— Start Dataset content —

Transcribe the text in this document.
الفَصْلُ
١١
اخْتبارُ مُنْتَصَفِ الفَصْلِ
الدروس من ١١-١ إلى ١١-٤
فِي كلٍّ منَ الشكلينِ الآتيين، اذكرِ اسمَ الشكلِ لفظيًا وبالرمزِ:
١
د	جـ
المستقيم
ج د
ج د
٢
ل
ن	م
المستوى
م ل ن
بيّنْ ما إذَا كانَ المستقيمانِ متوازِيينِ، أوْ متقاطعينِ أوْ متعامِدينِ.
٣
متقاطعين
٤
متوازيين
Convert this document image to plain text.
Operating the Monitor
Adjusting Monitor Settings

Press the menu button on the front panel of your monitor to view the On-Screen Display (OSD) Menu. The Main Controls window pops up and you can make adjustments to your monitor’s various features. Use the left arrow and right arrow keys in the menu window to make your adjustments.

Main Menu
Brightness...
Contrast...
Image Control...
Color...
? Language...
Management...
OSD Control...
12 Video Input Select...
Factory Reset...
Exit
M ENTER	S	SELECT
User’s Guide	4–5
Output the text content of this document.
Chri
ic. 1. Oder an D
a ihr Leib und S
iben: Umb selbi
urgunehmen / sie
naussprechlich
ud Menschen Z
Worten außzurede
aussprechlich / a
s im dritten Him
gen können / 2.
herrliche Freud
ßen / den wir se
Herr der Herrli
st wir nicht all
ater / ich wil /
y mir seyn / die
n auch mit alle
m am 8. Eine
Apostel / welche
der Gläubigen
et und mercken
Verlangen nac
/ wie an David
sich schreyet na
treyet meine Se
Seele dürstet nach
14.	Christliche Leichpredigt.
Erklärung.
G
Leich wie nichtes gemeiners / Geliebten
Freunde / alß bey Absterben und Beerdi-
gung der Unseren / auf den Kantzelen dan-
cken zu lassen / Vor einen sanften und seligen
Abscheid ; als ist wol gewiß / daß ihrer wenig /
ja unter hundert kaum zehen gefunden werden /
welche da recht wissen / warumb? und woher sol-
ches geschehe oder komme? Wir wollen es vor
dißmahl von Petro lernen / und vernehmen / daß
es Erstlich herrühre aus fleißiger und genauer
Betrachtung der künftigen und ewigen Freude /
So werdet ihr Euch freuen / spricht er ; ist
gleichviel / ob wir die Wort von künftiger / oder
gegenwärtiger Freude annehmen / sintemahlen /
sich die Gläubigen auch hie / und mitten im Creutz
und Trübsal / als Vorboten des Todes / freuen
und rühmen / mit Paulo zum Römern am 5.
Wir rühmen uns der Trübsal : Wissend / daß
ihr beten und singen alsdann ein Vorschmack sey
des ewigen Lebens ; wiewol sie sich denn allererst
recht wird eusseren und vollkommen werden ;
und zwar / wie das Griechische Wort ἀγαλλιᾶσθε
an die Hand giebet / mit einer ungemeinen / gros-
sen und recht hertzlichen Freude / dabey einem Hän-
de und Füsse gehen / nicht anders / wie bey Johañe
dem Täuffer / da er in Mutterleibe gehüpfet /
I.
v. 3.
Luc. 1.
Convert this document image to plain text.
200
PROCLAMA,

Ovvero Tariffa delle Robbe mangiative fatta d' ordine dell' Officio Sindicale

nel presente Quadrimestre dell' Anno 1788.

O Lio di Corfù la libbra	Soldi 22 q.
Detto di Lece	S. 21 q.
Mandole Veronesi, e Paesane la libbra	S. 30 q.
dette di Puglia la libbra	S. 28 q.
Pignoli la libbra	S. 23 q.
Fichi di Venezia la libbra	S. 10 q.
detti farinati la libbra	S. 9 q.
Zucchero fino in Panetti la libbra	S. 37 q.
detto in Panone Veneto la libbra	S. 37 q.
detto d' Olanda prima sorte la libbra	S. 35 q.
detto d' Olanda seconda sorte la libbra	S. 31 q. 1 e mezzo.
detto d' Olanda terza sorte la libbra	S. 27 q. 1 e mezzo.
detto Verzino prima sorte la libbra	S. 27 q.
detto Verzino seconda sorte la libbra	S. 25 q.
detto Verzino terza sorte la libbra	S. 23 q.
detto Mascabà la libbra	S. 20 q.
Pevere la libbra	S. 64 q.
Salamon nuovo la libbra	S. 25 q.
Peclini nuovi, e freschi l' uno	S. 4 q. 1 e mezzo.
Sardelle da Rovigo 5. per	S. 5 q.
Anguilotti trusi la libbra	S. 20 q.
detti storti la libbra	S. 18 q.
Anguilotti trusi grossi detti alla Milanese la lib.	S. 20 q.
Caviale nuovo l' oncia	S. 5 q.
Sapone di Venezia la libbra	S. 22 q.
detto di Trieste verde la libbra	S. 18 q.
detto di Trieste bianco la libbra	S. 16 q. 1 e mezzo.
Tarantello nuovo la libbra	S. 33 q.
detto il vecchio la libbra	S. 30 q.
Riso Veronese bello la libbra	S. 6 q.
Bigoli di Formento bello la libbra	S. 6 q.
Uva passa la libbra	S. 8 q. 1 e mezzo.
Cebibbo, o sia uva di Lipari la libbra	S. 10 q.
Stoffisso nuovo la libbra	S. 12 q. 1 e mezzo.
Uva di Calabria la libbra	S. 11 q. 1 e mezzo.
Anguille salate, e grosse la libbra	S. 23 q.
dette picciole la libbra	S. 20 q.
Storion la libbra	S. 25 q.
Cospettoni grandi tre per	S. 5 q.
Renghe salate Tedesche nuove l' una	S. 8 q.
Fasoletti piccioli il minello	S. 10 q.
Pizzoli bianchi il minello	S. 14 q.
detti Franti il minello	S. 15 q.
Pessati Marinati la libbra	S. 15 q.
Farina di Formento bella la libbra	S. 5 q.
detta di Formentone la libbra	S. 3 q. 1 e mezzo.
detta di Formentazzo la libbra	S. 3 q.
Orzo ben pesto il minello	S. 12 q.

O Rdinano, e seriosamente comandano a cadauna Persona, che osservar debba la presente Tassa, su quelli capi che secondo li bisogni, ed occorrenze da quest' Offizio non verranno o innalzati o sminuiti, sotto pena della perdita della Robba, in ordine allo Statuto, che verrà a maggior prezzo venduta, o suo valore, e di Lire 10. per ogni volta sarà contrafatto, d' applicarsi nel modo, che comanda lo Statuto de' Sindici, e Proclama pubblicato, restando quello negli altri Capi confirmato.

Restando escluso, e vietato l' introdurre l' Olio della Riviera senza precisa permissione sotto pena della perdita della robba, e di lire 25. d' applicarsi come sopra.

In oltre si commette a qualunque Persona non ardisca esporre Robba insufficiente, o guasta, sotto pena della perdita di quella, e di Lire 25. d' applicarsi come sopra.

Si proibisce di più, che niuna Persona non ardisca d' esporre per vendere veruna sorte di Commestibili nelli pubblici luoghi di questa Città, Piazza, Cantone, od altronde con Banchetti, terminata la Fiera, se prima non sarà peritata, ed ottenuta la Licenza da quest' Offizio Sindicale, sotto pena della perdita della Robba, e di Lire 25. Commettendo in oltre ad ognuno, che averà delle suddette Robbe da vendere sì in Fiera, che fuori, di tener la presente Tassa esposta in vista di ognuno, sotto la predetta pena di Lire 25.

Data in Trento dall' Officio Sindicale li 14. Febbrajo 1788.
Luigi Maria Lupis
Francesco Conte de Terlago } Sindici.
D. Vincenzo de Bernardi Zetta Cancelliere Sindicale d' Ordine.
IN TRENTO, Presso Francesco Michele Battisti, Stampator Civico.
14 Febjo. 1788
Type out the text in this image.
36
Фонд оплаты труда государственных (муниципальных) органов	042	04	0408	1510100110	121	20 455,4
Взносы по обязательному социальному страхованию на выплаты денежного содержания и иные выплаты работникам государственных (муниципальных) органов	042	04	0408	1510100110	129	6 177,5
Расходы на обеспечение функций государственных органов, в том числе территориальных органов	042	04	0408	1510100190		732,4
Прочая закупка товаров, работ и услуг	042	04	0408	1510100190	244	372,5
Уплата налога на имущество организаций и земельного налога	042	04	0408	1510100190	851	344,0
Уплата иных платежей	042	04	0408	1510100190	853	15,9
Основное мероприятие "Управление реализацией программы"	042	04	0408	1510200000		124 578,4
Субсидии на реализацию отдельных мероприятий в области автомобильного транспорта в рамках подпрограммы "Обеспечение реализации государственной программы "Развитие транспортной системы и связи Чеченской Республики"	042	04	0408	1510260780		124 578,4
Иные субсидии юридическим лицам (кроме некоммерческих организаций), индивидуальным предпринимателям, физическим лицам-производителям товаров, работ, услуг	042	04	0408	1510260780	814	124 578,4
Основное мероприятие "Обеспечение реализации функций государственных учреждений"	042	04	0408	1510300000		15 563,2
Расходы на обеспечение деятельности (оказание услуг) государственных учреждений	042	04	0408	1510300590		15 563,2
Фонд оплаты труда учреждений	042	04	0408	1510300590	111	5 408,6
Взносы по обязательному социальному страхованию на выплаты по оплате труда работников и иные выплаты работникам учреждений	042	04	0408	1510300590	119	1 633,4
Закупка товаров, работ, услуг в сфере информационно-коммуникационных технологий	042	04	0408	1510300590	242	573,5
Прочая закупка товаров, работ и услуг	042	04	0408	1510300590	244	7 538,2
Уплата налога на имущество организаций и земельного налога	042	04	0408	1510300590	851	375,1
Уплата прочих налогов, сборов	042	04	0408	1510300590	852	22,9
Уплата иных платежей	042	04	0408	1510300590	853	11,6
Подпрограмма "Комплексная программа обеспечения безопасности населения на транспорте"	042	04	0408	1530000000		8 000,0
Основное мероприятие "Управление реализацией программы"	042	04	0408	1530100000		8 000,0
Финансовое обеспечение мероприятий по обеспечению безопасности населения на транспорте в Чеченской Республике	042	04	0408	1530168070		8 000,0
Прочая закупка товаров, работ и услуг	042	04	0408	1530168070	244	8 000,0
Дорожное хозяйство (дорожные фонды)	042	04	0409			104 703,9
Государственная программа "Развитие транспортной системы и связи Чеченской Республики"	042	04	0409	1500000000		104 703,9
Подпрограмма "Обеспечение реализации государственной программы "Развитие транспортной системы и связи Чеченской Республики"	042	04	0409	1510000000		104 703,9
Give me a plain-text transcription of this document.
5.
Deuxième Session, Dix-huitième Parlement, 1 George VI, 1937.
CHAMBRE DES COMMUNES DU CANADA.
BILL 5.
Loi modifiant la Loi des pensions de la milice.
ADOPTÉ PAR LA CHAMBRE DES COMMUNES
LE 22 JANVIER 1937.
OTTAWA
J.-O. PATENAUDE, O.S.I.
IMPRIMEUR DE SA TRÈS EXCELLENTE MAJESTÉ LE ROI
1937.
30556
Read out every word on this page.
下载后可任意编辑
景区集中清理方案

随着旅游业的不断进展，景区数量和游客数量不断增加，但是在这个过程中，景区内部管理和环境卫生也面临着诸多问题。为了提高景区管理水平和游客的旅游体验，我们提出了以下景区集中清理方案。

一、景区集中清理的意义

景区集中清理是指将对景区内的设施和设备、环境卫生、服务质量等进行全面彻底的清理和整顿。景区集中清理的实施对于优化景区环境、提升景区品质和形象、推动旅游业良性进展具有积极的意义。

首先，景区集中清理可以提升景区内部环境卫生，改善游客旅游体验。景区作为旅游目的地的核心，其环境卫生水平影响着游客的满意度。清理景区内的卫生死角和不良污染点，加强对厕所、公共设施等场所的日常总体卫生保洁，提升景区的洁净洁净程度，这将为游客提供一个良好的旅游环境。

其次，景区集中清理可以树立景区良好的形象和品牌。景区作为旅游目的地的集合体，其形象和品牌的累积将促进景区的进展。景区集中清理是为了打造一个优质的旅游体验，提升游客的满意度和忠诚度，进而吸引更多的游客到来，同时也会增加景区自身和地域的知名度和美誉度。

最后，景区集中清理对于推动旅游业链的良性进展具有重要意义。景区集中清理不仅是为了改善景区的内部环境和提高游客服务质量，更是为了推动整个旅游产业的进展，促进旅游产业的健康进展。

— End Dataset content —

## Written request
Write only the number of lines in the data above that include "Olanda".

## Expected output
3